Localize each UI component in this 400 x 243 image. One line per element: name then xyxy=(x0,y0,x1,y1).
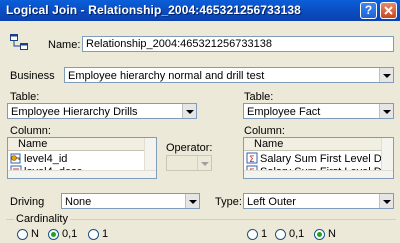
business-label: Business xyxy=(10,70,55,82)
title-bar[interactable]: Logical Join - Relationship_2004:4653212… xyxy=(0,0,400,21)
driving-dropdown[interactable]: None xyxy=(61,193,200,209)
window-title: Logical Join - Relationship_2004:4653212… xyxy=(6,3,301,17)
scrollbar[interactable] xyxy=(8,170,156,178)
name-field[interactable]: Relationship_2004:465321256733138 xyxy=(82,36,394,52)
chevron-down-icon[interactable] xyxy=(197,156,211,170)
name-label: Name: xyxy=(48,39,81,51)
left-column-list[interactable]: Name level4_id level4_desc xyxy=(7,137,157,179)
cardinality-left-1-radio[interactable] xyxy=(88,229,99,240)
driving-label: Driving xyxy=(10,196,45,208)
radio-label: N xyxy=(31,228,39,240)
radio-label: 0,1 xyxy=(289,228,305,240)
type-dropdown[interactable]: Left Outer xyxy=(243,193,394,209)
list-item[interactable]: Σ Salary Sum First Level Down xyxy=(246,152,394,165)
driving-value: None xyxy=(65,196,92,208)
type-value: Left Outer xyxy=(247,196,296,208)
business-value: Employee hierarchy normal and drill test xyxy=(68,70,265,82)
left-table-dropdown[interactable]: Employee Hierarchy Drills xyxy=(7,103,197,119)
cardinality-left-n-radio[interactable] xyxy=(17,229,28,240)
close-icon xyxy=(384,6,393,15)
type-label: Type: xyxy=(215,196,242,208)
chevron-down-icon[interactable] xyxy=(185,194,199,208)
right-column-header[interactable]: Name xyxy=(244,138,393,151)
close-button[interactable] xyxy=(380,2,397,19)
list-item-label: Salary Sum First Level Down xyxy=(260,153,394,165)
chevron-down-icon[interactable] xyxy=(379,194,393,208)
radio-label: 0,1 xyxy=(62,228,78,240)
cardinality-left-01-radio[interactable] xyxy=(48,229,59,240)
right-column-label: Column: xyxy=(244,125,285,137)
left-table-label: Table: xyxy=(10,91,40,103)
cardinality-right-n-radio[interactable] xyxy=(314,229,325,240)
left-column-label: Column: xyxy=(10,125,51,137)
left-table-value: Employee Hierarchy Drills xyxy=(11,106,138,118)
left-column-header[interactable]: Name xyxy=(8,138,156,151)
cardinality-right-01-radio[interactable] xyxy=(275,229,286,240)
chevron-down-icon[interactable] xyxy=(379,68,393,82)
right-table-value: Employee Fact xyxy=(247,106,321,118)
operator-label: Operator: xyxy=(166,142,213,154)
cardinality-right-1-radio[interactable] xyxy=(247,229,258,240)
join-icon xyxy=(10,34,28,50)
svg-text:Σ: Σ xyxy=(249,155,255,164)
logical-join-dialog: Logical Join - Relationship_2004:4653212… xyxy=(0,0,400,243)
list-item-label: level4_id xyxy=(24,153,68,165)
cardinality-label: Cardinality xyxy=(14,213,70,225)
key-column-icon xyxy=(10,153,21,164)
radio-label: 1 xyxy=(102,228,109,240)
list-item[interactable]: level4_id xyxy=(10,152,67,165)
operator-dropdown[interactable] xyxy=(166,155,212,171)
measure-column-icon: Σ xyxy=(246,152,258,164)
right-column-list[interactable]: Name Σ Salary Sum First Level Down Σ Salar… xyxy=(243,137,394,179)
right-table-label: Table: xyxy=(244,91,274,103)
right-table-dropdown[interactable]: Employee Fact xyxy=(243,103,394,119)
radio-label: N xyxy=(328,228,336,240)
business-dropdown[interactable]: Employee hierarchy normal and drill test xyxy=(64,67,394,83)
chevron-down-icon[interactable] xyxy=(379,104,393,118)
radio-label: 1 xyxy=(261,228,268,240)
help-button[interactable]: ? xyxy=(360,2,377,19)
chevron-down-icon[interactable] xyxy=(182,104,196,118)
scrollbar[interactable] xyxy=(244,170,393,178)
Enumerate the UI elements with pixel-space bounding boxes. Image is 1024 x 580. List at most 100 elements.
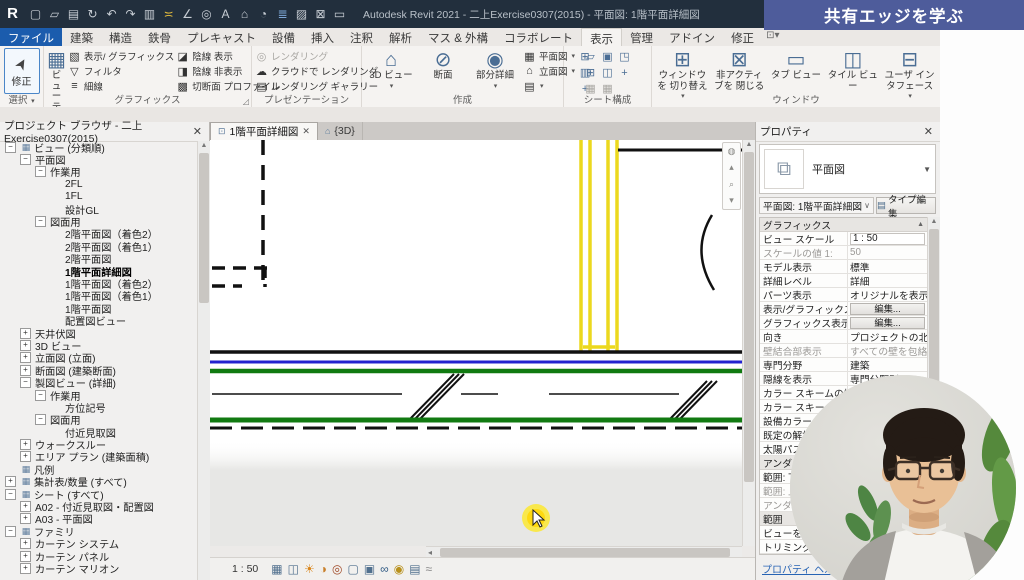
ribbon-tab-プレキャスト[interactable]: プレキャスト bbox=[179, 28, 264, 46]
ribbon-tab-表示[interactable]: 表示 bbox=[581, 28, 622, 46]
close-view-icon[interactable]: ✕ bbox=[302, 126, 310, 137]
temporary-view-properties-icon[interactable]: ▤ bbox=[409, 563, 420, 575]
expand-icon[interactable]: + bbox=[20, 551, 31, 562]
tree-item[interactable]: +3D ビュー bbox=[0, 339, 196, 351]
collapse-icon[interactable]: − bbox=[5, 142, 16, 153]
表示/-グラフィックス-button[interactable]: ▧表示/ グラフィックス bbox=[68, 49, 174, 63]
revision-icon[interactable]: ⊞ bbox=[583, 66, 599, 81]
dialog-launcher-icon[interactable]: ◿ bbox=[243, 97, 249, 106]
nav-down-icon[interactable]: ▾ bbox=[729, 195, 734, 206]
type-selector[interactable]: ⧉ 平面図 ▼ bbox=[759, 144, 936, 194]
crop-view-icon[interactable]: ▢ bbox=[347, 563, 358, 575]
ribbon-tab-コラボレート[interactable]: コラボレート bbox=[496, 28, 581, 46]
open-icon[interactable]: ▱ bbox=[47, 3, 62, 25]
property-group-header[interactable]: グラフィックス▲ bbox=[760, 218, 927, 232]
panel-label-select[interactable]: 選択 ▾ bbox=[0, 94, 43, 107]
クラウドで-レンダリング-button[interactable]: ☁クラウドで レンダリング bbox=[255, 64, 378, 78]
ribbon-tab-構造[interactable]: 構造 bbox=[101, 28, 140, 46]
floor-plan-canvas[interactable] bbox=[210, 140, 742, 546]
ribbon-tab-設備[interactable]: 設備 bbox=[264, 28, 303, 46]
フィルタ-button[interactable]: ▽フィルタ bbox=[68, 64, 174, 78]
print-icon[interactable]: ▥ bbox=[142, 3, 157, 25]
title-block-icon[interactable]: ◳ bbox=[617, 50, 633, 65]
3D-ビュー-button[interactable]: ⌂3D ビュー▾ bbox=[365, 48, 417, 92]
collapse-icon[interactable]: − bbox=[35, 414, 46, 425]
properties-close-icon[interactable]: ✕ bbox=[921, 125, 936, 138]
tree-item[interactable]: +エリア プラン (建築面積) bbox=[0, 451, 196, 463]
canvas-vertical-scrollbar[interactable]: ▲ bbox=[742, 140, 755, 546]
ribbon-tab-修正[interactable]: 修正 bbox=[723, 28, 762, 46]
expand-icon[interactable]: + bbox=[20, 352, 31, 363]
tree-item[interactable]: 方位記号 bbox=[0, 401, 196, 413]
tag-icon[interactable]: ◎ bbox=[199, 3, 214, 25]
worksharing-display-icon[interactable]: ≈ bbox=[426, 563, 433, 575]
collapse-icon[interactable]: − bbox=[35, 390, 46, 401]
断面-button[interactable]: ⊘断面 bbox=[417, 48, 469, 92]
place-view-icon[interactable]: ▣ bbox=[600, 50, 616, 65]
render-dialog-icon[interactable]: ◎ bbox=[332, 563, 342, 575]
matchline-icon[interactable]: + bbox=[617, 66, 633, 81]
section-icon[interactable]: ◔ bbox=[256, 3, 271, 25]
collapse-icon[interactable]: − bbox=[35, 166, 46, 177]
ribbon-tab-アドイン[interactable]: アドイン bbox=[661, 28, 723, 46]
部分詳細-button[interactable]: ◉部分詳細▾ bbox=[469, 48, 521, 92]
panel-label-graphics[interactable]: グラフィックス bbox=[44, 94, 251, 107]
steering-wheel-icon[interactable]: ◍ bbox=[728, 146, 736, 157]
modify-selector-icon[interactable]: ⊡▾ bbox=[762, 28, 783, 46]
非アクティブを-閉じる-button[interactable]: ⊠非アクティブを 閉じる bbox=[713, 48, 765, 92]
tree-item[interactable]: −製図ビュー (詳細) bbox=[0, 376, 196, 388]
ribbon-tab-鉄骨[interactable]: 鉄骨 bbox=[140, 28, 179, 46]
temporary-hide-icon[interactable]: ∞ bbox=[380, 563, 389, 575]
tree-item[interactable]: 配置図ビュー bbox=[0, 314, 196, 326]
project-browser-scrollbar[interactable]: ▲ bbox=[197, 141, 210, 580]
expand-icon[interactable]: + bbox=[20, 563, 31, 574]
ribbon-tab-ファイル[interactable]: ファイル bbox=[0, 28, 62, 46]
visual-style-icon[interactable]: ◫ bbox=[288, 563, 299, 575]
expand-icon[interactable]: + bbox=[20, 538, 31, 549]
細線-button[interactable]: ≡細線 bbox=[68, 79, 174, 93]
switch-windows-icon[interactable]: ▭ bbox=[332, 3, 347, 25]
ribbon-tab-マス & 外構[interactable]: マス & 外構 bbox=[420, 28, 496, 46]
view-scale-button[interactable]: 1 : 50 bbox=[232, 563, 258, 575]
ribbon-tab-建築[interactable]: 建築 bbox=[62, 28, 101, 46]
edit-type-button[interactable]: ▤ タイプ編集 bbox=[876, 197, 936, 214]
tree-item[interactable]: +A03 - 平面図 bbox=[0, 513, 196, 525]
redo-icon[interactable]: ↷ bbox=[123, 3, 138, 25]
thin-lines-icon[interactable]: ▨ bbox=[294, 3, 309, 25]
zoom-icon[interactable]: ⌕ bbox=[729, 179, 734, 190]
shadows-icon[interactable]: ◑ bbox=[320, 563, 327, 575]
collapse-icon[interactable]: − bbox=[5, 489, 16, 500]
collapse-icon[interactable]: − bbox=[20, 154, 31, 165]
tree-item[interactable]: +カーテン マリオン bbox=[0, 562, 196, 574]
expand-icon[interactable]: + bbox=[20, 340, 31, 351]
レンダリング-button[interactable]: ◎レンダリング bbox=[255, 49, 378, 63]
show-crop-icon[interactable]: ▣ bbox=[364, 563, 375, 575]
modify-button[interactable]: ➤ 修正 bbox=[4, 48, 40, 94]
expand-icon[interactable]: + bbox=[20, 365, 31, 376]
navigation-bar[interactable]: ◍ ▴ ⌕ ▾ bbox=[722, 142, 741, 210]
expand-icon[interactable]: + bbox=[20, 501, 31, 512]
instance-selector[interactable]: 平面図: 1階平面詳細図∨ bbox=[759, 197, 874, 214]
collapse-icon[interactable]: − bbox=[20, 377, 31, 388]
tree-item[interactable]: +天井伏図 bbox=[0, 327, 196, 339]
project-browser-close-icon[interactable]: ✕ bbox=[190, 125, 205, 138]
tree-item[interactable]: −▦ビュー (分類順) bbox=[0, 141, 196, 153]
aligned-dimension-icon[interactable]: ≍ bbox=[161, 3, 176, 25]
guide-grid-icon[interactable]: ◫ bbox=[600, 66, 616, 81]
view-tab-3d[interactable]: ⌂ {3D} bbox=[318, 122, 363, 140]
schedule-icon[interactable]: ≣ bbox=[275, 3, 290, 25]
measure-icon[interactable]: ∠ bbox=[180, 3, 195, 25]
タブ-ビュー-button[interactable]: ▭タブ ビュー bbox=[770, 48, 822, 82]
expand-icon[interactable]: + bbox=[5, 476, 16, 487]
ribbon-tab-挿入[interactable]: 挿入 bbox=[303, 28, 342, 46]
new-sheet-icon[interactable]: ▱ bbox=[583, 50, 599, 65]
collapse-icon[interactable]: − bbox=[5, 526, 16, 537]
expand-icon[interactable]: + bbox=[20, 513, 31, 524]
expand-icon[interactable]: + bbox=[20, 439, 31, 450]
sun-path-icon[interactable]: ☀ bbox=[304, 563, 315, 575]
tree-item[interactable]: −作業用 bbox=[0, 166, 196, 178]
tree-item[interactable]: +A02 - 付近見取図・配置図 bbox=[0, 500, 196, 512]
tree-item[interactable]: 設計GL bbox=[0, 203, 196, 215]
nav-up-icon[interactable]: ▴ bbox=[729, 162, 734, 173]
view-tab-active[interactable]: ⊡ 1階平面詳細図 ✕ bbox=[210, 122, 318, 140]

○ ○ ○ ○

## THE REQUEST
Rewrite the data lines between the line holding "ribbon-tab-プレキャスト[interactable]: プレキャスト bbox=[179, 28, 264, 46]" and the line holding "3D-ビュー-button[interactable]: ⌂3D ビュー▾", inclusive, substituting "menu-tab" for every instance of "ribbon-tab" and leaving everything else unchanged.

## EXERCISE RESULT
menu-tab-プレキャスト[interactable]: プレキャスト bbox=[179, 28, 264, 46]
menu-tab-表示[interactable]: 表示 bbox=[581, 28, 622, 46]
close-view-icon[interactable]: ✕ bbox=[302, 126, 310, 137]
temporary-view-properties-icon[interactable]: ▤ bbox=[409, 563, 420, 575]
expand-icon[interactable]: + bbox=[20, 551, 31, 562]
tree-item[interactable]: +3D ビュー bbox=[0, 339, 196, 351]
collapse-icon[interactable]: − bbox=[5, 142, 16, 153]
表示/-グラフィックス-button[interactable]: ▧表示/ グラフィックス bbox=[68, 49, 174, 63]
revision-icon[interactable]: ⊞ bbox=[583, 66, 599, 81]
dialog-launcher-icon[interactable]: ◿ bbox=[243, 97, 249, 106]
nav-down-icon[interactable]: ▾ bbox=[729, 195, 734, 206]
type-selector[interactable]: ⧉ 平面図 ▼ bbox=[759, 144, 936, 194]
crop-view-icon[interactable]: ▢ bbox=[347, 563, 358, 575]
menu-tab-コラボレート[interactable]: コラボレート bbox=[496, 28, 581, 46]
open-icon[interactable]: ▱ bbox=[47, 3, 62, 25]
property-group-header[interactable]: グラフィックス▲ bbox=[760, 218, 927, 232]
panel-label-select[interactable]: 選択 ▾ bbox=[0, 94, 43, 107]
クラウドで-レンダリング-button[interactable]: ☁クラウドで レンダリング bbox=[255, 64, 378, 78]
menu-tab-構造[interactable]: 構造 bbox=[101, 28, 140, 46]
floor-plan-canvas[interactable] bbox=[210, 140, 742, 546]
menu-tab-設備[interactable]: 設備 bbox=[264, 28, 303, 46]
フィルタ-button[interactable]: ▽フィルタ bbox=[68, 64, 174, 78]
print-icon[interactable]: ▥ bbox=[142, 3, 157, 25]
title-block-icon[interactable]: ◳ bbox=[617, 50, 633, 65]
3D-ビュー-button[interactable]: ⌂3D ビュー▾ bbox=[365, 48, 417, 92]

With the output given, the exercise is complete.